— JOB —
Compile every line that includes the word "files".

(Dataset excerpts)
──────────────────────────────
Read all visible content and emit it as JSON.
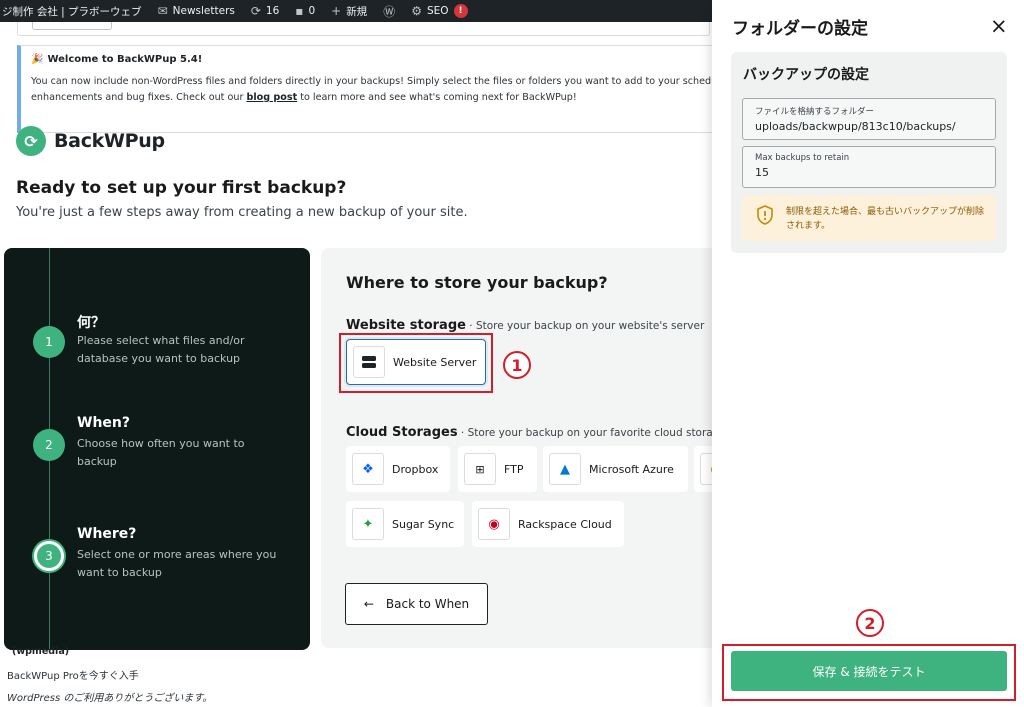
{
  "admin_bar": {
    "site_name": "ジ制作 会社 | プラボーウェブ",
    "newsletters": "Newsletters",
    "updates_count": "16",
    "comments_count": "0",
    "new_label": "新規",
    "seo_label": "SEO",
    "seo_badge": "!"
  },
  "notice": {
    "emoji": "🎉",
    "title": "Welcome to BackWPup 5.4!",
    "line1": "You can now include non-WordPress files and folders directly in your backups! Simply select the files or folders you want to add to your scheduled o",
    "line2_before": "enhancements and bug fixes. Check out our ",
    "link": "blog post",
    "line2_after": " to learn more and see what's coming next for BackWPup!"
  },
  "brand": {
    "name": "BackWPup"
  },
  "intro": {
    "title": "Ready to set up your first backup?",
    "subtitle": "You're just a few steps away from creating a new backup of your site."
  },
  "steps": [
    {
      "number": "1",
      "title": "何？",
      "description": "Please select what files and/or database you want to backup"
    },
    {
      "number": "2",
      "title": "When?",
      "description": "Choose how often you want to backup"
    },
    {
      "number": "3",
      "title": "Where?",
      "description": "Select one or more areas where you want to backup"
    }
  ],
  "storage": {
    "title": "Where to store your backup?",
    "website_heading": "Website storage",
    "website_note": " · Store your backup on your website's server",
    "website_server": "Website Server",
    "cloud_heading": "Cloud Storages",
    "cloud_note": " · Store your backup on your favorite cloud storage",
    "cloud_items": [
      "Dropbox",
      "FTP",
      "Microsoft Azure",
      "Sugar Sync",
      "Rackspace Cloud"
    ],
    "back_button": "Back to When"
  },
  "footer": {
    "wpmedia": "(wpmedia)",
    "pro": "BackWPup Proを今すぐ入手",
    "thanks": "WordPress のご利用ありがとうございます。"
  },
  "annotations": {
    "one": "1",
    "two": "2"
  },
  "panel": {
    "title": "フォルダーの設定",
    "close": "×",
    "card_title": "バックアップの設定",
    "folder_label": "ファイルを格納するフォルダー",
    "folder_value": "uploads/backwpup/813c10/backups/",
    "max_label": "Max backups to retain",
    "max_value": "15",
    "warning": "制限を超えた場合、最も古いバックアップが削除されます。",
    "save_button": "保存 & 接続をテスト"
  },
  "colors": {
    "accent": "#3fb37f",
    "annotation": "#d21e2b",
    "selected_border": "#2c6aa8",
    "steps_bg": "#0d1a17"
  }
}
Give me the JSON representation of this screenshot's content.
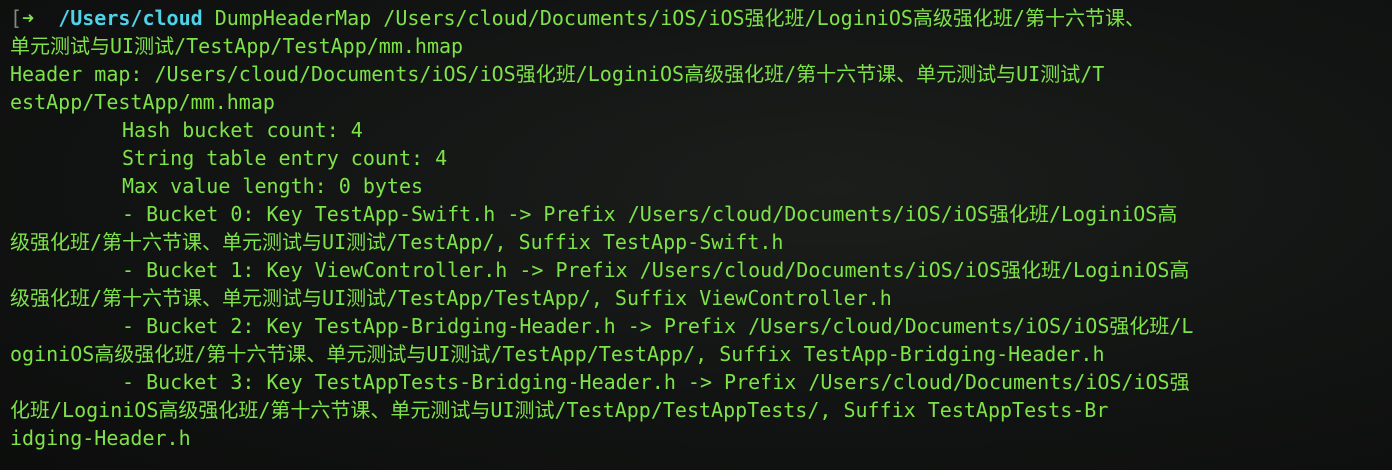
{
  "prompt": {
    "bracket": "[",
    "arrow": "➜",
    "cwd": "/Users/cloud"
  },
  "lines": [
    "DumpHeaderMap /Users/cloud/Documents/iOS/iOS强化班/LoginiOS高级强化班/第十六节课、",
    "单元测试与UI测试/TestApp/TestApp/mm.hmap",
    "Header map: /Users/cloud/Documents/iOS/iOS强化班/LoginiOS高级强化班/第十六节课、单元测试与UI测试/T",
    "estApp/TestApp/mm.hmap",
    "Hash bucket count: 4",
    "String table entry count: 4",
    "Max value length: 0 bytes",
    "- Bucket 0: Key TestApp-Swift.h -> Prefix /Users/cloud/Documents/iOS/iOS强化班/LoginiOS高",
    "级强化班/第十六节课、单元测试与UI测试/TestApp/, Suffix TestApp-Swift.h",
    "- Bucket 1: Key ViewController.h -> Prefix /Users/cloud/Documents/iOS/iOS强化班/LoginiOS高",
    "级强化班/第十六节课、单元测试与UI测试/TestApp/TestApp/, Suffix ViewController.h",
    "- Bucket 2: Key TestApp-Bridging-Header.h -> Prefix /Users/cloud/Documents/iOS/iOS强化班/L",
    "oginiOS高级强化班/第十六节课、单元测试与UI测试/TestApp/TestApp/, Suffix TestApp-Bridging-Header.h",
    "- Bucket 3: Key TestAppTests-Bridging-Header.h -> Prefix /Users/cloud/Documents/iOS/iOS强",
    "化班/LoginiOS高级强化班/第十六节课、单元测试与UI测试/TestApp/TestAppTests/, Suffix TestAppTests-Br",
    "idging-Header.h"
  ],
  "colors": {
    "output": "#7ee24a",
    "cwd": "#4fd2e8",
    "bracket": "#7f8a7c",
    "background": "#121413"
  }
}
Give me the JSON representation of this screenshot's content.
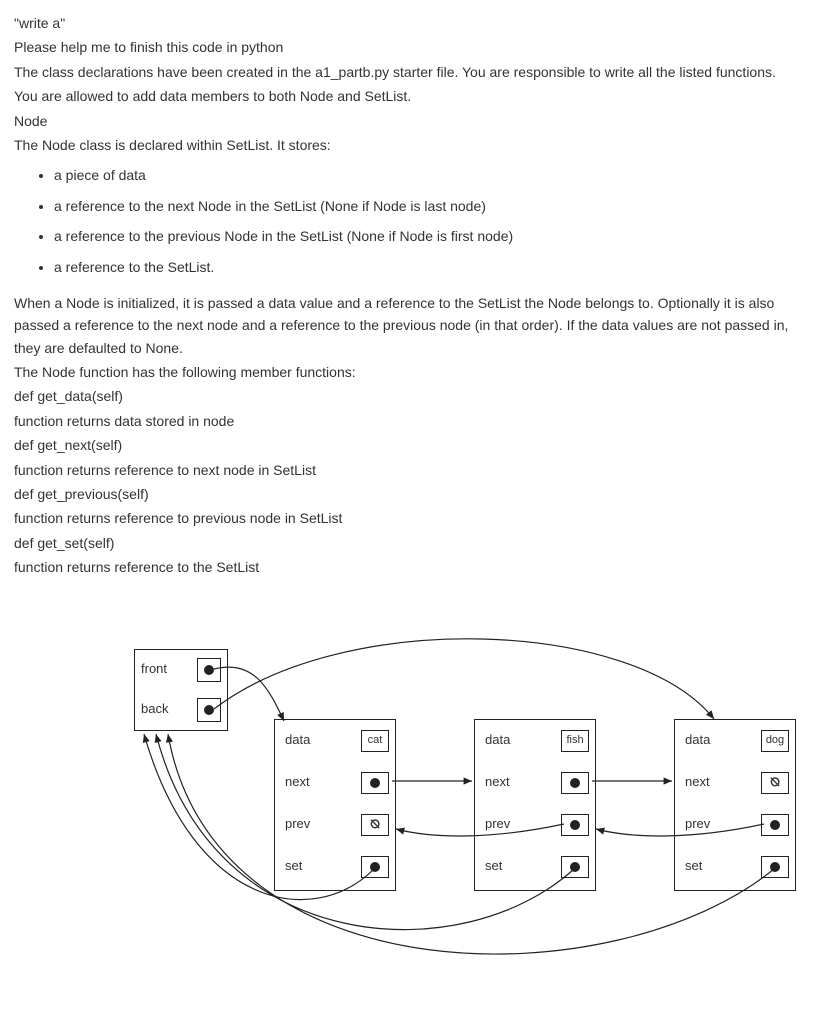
{
  "text": {
    "p1": "\"write a\"",
    "p2": "Please help me to finish this code in python",
    "p3": "The class declarations have been created in the a1_partb.py starter file. You are responsible to write all the listed functions.",
    "p4": "You are allowed to add data members to both Node and SetList.",
    "p5": "Node",
    "p6": "The Node class is declared within SetList. It stores:",
    "bullets": [
      "a piece of data",
      "a reference to the next Node in the SetList (None if Node is last node)",
      "a reference to the previous Node in the SetList (None if Node is first node)",
      "a reference to the SetList."
    ],
    "p7": "When a Node is initialized, it is passed a data value and a reference to the SetList the Node belongs to. Optionally it is also passed a reference to the next node and a reference to the previous node (in that order). If the data values are not passed in, they are defaulted to None.",
    "p8": "The Node function has the following member functions:",
    "p9": "def get_data(self)",
    "p10": "function returns data stored in node",
    "p11": "def get_next(self)",
    "p12": "function returns reference to next node in SetList",
    "p13": "def get_previous(self)",
    "p14": "function returns reference to previous node in SetList",
    "p15": "def get_set(self)",
    "p16": "function returns reference to the SetList"
  },
  "diagram": {
    "setlist": {
      "front": "front",
      "back": "back"
    },
    "node_labels": {
      "data": "data",
      "next": "next",
      "prev": "prev",
      "set": "set"
    },
    "null_symbol": "⦰",
    "nodes": [
      {
        "data": "cat",
        "next": "ptr",
        "prev": "null",
        "set": "ptr"
      },
      {
        "data": "fish",
        "next": "ptr",
        "prev": "ptr",
        "set": "ptr"
      },
      {
        "data": "dog",
        "next": "null",
        "prev": "ptr",
        "set": "ptr"
      }
    ]
  }
}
──────────────────────────────
— ANSWER TO THE TASK —
    "line1": "You can now include non-WordPress files and folders directly in your backups! Simply select the files or folders you want to add to your scheduled o",
      "description": "Please select what files and/or database you want to backup"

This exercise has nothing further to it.